#### READING TEXT
+--

Friday, March 12, 2010

Increasing the management capacity of First Nations forestry stewards


Secwepemc communities in B.C. have state-of-the-art land-use management systems designed by First Nations for their own use. Chief Judy Wilson, Neskonlith Indian Band, learned about information management at the En’owkin Centre in the 1980s. En’owkin is a First Nations advanced learning arts and publishing institute in the Okanagan Nation.

     
"I have a librarian background," said Wilson, "I first learned about archives and how to store and retrieve research material." Later Wilson worked with Chief Atahm School to create a digital Secwepemc language and culture centre on Little Shuswap Lake operated by Adams Lake Indian Band.  Chief Atham School is western Canada’s only First Nation language immersion school.
     
These avenues of experience exposed Wilson to different systems and processes and ensuing projects with archivist Leona Lampreau led to an advanced career in archives management specifically designed around policy development. By that pathway Wilson came to apply information management to First Nation land use management.

+--

#### DATA LINES
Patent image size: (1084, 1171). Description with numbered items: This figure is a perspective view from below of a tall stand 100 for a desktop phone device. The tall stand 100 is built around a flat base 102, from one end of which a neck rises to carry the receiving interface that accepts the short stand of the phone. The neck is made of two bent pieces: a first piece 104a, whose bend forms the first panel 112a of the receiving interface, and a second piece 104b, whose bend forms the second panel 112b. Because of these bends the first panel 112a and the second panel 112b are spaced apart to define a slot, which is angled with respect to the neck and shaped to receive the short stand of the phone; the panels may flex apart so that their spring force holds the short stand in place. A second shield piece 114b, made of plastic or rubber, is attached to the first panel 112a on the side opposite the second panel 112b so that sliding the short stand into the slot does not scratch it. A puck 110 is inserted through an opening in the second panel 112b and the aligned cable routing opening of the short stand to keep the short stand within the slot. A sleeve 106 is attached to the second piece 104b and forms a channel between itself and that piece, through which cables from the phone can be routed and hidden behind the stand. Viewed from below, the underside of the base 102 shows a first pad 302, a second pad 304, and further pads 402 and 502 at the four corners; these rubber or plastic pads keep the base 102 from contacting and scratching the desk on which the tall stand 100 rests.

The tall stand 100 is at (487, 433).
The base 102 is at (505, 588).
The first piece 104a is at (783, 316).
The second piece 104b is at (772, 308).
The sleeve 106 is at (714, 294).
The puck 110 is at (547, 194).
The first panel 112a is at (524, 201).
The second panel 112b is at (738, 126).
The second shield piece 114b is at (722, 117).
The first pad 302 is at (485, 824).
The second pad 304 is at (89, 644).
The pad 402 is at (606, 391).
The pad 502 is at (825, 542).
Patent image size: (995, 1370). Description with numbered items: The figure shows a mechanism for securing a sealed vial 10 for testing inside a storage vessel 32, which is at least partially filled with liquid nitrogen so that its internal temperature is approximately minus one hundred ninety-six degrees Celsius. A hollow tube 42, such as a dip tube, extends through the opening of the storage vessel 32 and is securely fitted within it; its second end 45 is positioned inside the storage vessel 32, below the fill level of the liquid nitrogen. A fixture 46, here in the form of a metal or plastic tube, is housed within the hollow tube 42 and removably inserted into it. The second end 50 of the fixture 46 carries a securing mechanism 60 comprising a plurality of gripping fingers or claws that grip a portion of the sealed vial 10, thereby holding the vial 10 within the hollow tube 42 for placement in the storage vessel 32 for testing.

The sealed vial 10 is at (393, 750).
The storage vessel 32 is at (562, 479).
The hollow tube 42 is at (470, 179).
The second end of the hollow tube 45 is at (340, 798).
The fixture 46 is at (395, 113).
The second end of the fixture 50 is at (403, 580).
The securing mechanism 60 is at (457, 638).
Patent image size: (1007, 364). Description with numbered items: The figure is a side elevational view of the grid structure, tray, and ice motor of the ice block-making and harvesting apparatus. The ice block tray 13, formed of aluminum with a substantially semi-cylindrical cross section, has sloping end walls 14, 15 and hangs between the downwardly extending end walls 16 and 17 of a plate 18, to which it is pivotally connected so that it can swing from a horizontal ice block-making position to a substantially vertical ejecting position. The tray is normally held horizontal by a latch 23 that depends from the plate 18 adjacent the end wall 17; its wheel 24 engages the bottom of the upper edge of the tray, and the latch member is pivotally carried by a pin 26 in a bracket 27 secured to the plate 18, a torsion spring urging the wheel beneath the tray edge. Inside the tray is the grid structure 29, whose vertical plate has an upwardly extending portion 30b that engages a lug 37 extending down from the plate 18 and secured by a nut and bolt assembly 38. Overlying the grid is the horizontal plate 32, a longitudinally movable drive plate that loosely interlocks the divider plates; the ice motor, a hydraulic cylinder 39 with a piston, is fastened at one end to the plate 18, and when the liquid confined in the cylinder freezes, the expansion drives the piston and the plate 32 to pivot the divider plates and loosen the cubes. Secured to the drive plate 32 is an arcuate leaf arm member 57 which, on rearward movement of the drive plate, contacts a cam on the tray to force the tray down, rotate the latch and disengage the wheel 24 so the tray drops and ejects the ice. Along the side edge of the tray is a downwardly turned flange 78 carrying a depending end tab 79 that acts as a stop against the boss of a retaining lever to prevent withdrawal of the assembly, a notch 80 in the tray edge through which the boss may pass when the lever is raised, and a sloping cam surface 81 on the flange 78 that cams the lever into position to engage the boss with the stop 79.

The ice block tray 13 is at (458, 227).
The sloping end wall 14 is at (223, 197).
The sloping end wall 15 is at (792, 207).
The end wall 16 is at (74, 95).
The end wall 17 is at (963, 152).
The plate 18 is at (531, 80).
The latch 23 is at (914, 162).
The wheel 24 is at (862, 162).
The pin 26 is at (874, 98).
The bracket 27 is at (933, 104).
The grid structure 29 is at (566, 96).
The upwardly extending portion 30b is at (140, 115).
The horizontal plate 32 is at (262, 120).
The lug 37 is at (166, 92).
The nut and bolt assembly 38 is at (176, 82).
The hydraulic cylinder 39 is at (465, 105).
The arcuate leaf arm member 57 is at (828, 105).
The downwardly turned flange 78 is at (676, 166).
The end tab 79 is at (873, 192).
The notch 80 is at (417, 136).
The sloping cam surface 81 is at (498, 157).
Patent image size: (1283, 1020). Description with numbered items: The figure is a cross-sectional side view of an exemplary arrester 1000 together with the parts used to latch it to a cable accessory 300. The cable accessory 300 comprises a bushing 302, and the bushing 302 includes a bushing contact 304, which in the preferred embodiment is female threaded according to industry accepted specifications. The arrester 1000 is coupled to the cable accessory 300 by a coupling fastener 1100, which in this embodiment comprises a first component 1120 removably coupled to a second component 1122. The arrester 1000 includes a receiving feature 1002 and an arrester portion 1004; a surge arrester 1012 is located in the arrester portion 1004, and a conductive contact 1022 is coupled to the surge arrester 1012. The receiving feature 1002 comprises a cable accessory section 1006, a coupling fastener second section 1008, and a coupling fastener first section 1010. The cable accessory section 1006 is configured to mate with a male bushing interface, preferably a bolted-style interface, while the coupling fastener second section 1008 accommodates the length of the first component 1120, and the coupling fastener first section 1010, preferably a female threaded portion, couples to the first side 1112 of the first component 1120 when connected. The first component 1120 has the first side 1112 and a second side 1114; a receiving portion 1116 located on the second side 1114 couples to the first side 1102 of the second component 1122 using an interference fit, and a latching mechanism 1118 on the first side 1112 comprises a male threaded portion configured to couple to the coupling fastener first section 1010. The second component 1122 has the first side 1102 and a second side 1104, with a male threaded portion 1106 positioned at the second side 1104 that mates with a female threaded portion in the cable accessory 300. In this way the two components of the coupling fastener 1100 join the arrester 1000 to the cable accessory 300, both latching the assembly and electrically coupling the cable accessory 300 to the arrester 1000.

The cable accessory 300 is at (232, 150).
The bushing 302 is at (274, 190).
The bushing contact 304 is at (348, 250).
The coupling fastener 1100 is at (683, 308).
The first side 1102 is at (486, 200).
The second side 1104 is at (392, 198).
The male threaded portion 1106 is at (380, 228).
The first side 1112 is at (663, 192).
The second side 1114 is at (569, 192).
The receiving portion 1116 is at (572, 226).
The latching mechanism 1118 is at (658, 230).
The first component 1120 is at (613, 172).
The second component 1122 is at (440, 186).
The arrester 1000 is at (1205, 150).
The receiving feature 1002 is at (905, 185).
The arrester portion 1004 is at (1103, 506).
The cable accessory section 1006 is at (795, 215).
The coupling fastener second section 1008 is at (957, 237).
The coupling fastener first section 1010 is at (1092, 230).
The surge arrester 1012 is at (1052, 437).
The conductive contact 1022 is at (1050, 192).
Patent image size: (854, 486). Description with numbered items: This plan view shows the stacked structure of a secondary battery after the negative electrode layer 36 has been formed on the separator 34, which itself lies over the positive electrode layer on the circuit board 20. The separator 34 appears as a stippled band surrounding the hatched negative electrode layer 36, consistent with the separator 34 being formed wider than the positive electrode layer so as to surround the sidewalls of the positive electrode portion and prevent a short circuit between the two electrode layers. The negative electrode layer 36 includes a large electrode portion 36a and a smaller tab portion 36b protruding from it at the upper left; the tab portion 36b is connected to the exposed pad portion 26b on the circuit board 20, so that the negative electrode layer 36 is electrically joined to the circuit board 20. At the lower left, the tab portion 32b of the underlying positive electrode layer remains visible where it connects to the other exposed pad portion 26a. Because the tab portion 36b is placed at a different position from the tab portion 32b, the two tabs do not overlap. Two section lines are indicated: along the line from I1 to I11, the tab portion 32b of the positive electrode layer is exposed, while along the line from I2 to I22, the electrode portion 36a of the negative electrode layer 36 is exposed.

+--

#### GOAL 1
In the article on First Nations forestry stewards, where and in what decade did Chief Judy Wilson learn about information management?
#### GOAL 2
Quote the passage of the article on First Nations forestry stewards starting at "Secwepemc communities in" and ending at "language immersion school.".

#### WORKED SOLUTION 1
At the En’owkin Centre, in the 1980s.

#### WORKED SOLUTION 2
Secwepemc communities in B.C. have state-of-the-art land-use management systems designed by First Nations for their own use. Chief Judy Wilson, Neskonlith Indian Band, learned about information management at the En’owkin Centre in the 1980s. En’owkin is a First Nations advanced learning arts and publishing institute in the Okanagan Nation.

     
"I have a librarian background," said Wilson, "I first learned about archives and how to store and retrieve research material." Later Wilson worked with Chief Atahm School to create a digital Secwepemc language and culture centre on Little Shuswap Lake operated by Adams Lake Indian Band.  Chief Atham School is western Canada’s only First Nation language immersion school.